__Work to be completed__:
Nothing but the lines from the one containing "Convert this document image to plain text." through the last line of the records below should be copied, exactly and without pictures.

__Data records__:
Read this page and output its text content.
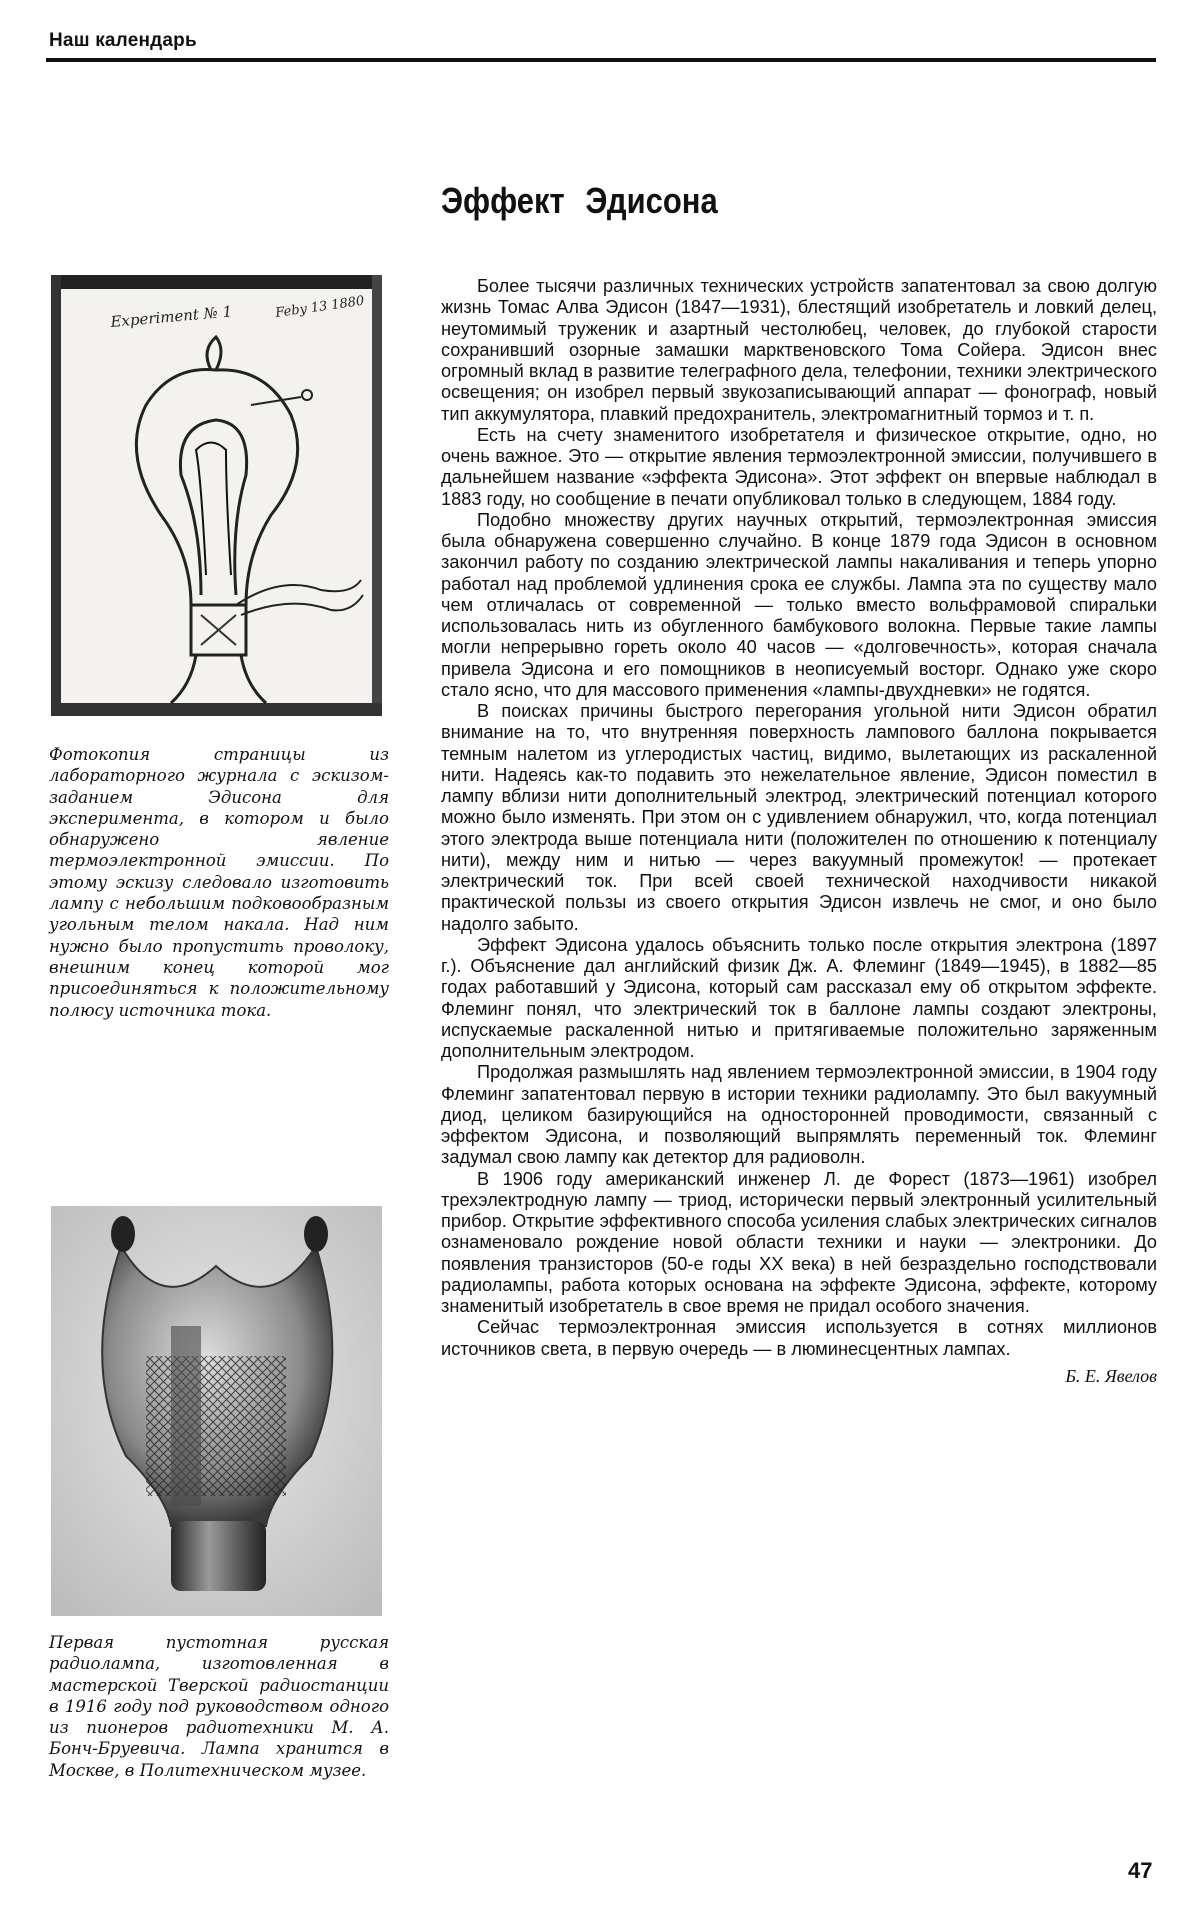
Наш календарь
Эффект Эдисона
Experiment № 1	Feby 13 1880
Фотокопия страницы из лабораторного журнала с эскизом-заданием Эдисона для эксперимента, в котором и было обнаружено явление термоэлектронной эмиссии. По этому эскизу следовало изготовить лампу с небольшим подковообразным угольным телом накала. Над ним нужно было пропустить проволоку, внешним конец которой мог присоединяться к положительному полюсу источника тока.
Первая пустотная русская радиолампа, изготовленная в мастерской Тверской радиостанции в 1916 году под руководством одного из пионеров радиотехники М. А. Бонч-Бруевича. Лампа хранится в Москве, в Политехническом музее.

Более тысячи различных технических устройств запатентовал за свою долгую жизнь Томас Алва Эдисон (1847—1931), блестящий изобретатель и ловкий делец, неутомимый труженик и азартный честолюбец, человек, до глубокой старости сохранивший озорные замашки марктвеновского Тома Сойера. Эдисон внес огромный вклад в развитие телеграфного дела, телефонии, техники электрического освещения; он изобрел первый звукозаписывающий аппарат — фонограф, новый тип аккумулятора, плавкий предохранитель, электромагнитный тормоз и т. п.

Есть на счету знаменитого изобретателя и физическое открытие, одно, но очень важное. Это — открытие явления термоэлектронной эмиссии, получившего в дальнейшем название «эффекта Эдисона». Этот эффект он впервые наблюдал в 1883 году, но сообщение в печати опубликовал только в следующем, 1884 году.

Подобно множеству других научных открытий, термоэлектронная эмиссия была обнаружена совершенно случайно. В конце 1879 года Эдисон в основном закончил работу по созданию электрической лампы накаливания и теперь упорно работал над проблемой удлинения срока ее службы. Лампа эта по существу мало чем отличалась от современной — только вместо вольфрамовой спиральки использовалась нить из обугленного бамбукового волокна. Первые такие лампы могли непрерывно гореть около 40 часов — «долговечность», которая сначала привела Эдисона и его помощников в неописуемый восторг. Однако уже скоро стало ясно, что для массового применения «лампы-двухдневки» не годятся.

В поисках причины быстрого перегорания угольной нити Эдисон обратил внимание на то, что внутренняя поверхность лампового баллона покрывается темным налетом из углеродистых частиц, видимо, вылетающих из раскаленной нити. Надеясь как-то подавить это нежелательное явление, Эдисон поместил в лампу вблизи нити дополнительный электрод, электрический потенциал которого можно было изменять. При этом он с удивлением обнаружил, что, когда потенциал этого электрода выше потенциала нити (положителен по отношению к потенциалу нити), между ним и нитью — через вакуумный промежуток! — протекает электрический ток. При всей своей технической находчивости никакой практической пользы из своего открытия Эдисон извлечь не смог, и оно было надолго забыто.

Эффект Эдисона удалось объяснить только после открытия электрона (1897 г.). Объяснение дал английский физик Дж. А. Флеминг (1849—1945), в 1882—85 годах работавший у Эдисона, который сам рассказал ему об открытом эффекте. Флеминг понял, что электрический ток в баллоне лампы создают электроны, испускаемые раскаленной нитью и притягиваемые положительно заряженным дополнительным электродом.

Продолжая размышлять над явлением термоэлектронной эмиссии, в 1904 году Флеминг запатентовал первую в истории техники радиолампу. Это был вакуумный диод, целиком базирующийся на односторонней проводимости, связанный с эффектом Эдисона, и позволяющий выпрямлять переменный ток. Флеминг задумал свою лампу как детектор для радиоволн.

В 1906 году американский инженер Л. де Форест (1873—1961) изобрел трехэлектродную лампу — триод, исторически первый электронный усилительный прибор. Открытие эффективного способа усиления слабых электрических сигналов ознаменовало рождение новой области техники и науки — электроники. До появления транзисторов (50-е годы XX века) в ней безраздельно господствовали радиолампы, работа которых основана на эффекте Эдисона, эффекте, которому знаменитый изобретатель в свое время не придал особого значения.

Сейчас термоэлектронная эмиссия используется в сотнях миллионов источников света, в первую очередь — в люминесцентных лампах.

Б. Е. Явелов
47
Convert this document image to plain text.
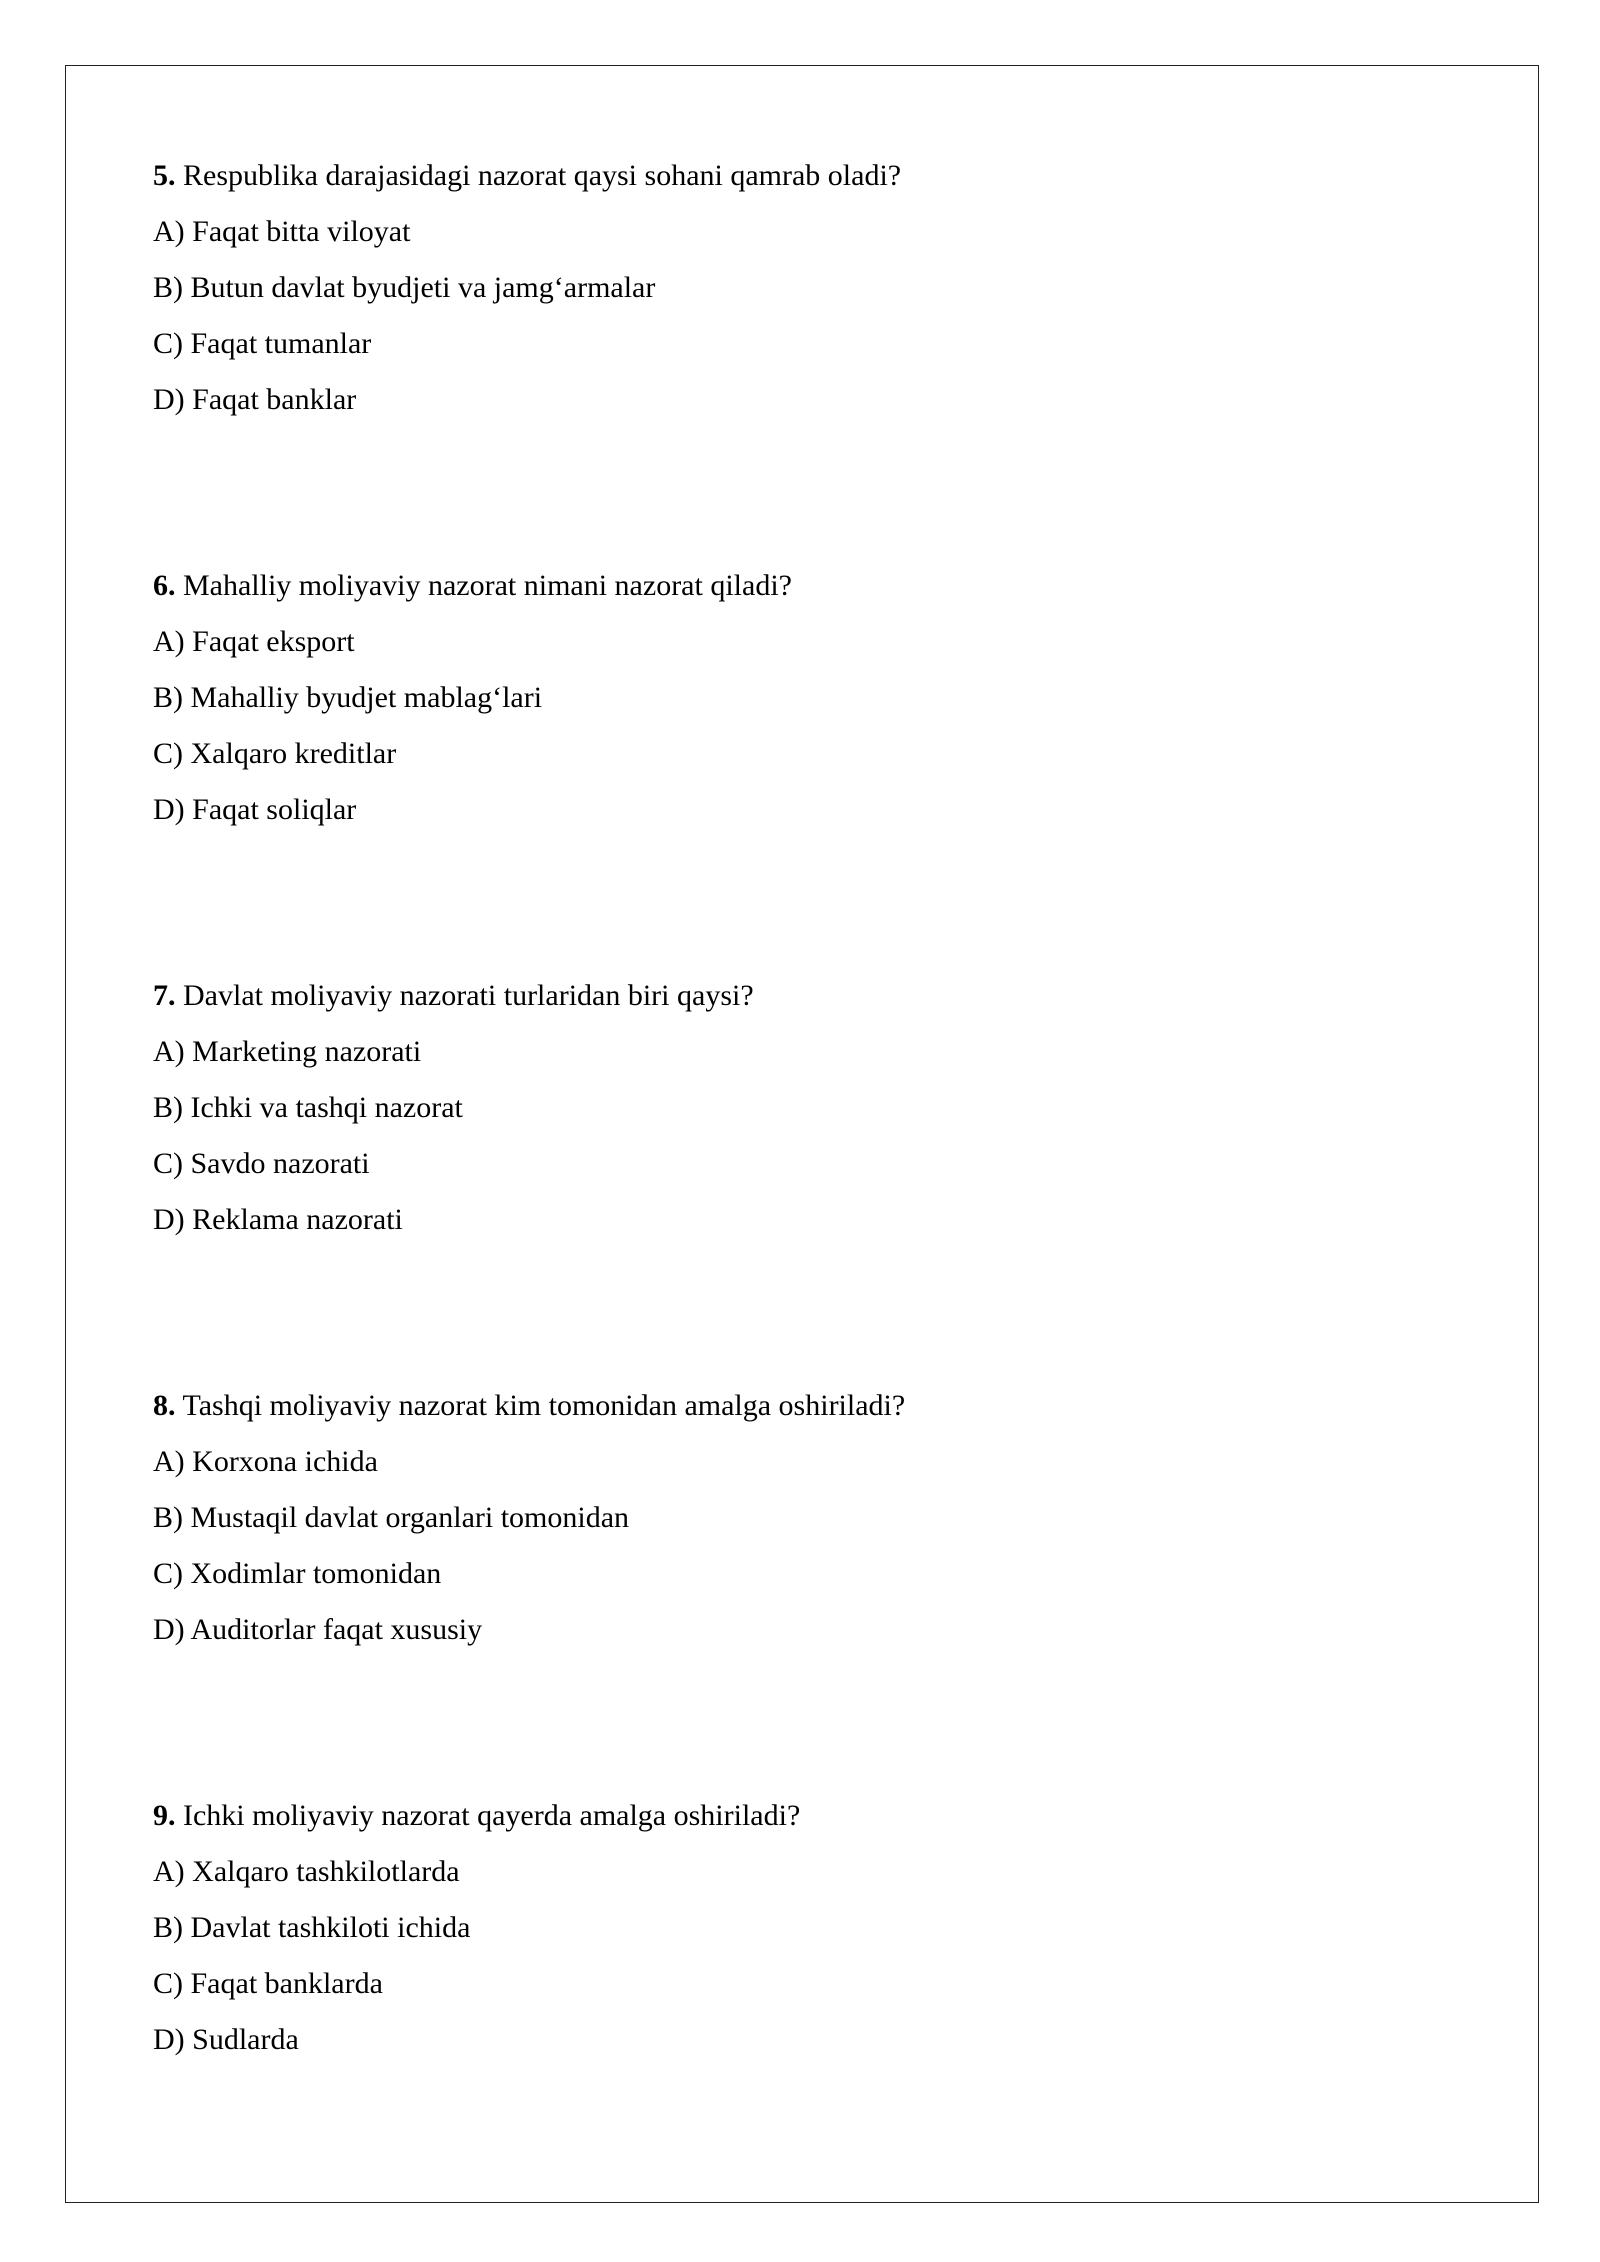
5. Respublika darajasidagi nazorat qaysi sohani qamrab oladi?
A) Faqat bitta viloyat
B) Butun davlat byudjeti va jamg‘armalar
C) Faqat tumanlar
D) Faqat banklar
6. Mahalliy moliyaviy nazorat nimani nazorat qiladi?
A) Faqat eksport
B) Mahalliy byudjet mablag‘lari
C) Xalqaro kreditlar
D) Faqat soliqlar
7. Davlat moliyaviy nazorati turlaridan biri qaysi?
A) Marketing nazorati
B) Ichki va tashqi nazorat
C) Savdo nazorati
D) Reklama nazorati
8. Tashqi moliyaviy nazorat kim tomonidan amalga oshiriladi?
A) Korxona ichida
B) Mustaqil davlat organlari tomonidan
C) Xodimlar tomonidan
D) Auditorlar faqat xususiy
9. Ichki moliyaviy nazorat qayerda amalga oshiriladi?
A) Xalqaro tashkilotlarda
B) Davlat tashkiloti ichida
C) Faqat banklarda
D) Sudlarda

__Solution to this task__:
Convert this document image to plain text.
5. Respublika darajasidagi nazorat qaysi sohani qamrab oladi?
A) Faqat bitta viloyat
B) Butun davlat byudjeti va jamg‘armalar
C) Faqat tumanlar
D) Faqat banklar
6. Mahalliy moliyaviy nazorat nimani nazorat qiladi?
A) Faqat eksport
B) Mahalliy byudjet mablag‘lari
C) Xalqaro kreditlar
D) Faqat soliqlar
7. Davlat moliyaviy nazorati turlaridan biri qaysi?
A) Marketing nazorati
B) Ichki va tashqi nazorat
C) Savdo nazorati
D) Reklama nazorati
8. Tashqi moliyaviy nazorat kim tomonidan amalga oshiriladi?
A) Korxona ichida
B) Mustaqil davlat organlari tomonidan
C) Xodimlar tomonidan
D) Auditorlar faqat xususiy
9. Ichki moliyaviy nazorat qayerda amalga oshiriladi?
A) Xalqaro tashkilotlarda
B) Davlat tashkiloti ichida
C) Faqat banklarda
D) Sudlarda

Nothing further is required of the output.